*What is asked*: Return the records, each one exactly as written.

### Information given ###

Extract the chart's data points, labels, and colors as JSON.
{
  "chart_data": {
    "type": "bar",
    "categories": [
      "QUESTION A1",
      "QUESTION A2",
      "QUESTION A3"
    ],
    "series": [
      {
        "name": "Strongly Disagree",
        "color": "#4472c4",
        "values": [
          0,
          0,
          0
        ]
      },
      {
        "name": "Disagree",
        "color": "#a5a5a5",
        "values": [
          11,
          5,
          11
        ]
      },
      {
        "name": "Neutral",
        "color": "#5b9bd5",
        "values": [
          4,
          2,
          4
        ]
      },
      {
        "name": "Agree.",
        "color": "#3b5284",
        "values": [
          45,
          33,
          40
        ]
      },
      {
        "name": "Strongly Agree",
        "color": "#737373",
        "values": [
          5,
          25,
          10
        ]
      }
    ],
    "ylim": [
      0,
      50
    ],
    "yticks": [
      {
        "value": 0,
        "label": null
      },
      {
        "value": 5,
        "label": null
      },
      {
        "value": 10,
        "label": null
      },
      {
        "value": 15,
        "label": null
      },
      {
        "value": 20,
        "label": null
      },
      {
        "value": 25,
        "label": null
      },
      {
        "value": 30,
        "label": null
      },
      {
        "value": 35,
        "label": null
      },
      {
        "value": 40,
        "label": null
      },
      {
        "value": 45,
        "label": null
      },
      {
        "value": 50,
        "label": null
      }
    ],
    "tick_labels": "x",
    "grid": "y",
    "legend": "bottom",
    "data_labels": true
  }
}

###

*Task output*:
Extract the chart's data points, labels, and colors as JSON.
{
  "chart_data": {
    "type": "bar",
    "categories": [
      "QUESTION A1",
      "QUESTION A2",
      "QUESTION A3"
    ],
    "series": [
      {
        "name": "Strongly Disagree",
        "color": "#4472c4",
        "values": [
          0,
          0,
          0
        ]
      },
      {
        "name": "Disagree",
        "color": "#a5a5a5",
        "values": [
          11,
          5,
          11
        ]
      },
      {
        "name": "Neutral",
        "color": "#5b9bd5",
        "values": [
          4,
          2,
          4
        ]
      },
      {
        "name": "Agree.",
        "color": "#3b5284",
        "values": [
          45,
          33,
          40
        ]
      },
      {
        "name": "Strongly Agree",
        "color": "#737373",
        "values": [
          5,
          25,
          10
        ]
      }
    ],
    "ylim": [
      0,
      50
    ],
    "yticks": [
      {
        "value": 0,
        "label": null
      },
      {
        "value": 5,
        "label": null
      },
      {
        "value": 10,
        "label": null
      },
      {
        "value": 15,
        "label": null
      },
      {
        "value": 20,
        "label": null
      },
      {
        "value": 25,
        "label": null
      },
      {
        "value": 30,
        "label": null
      },
      {
        "value": 35,
        "label": null
      },
      {
        "value": 40,
        "label": null
      },
      {
        "value": 45,
        "label": null
      },
      {
        "value": 50,
        "label": null
      }
    ],
    "tick_labels": "x",
    "grid": "y",
    "legend": "bottom",
    "data_labels": true
  }
}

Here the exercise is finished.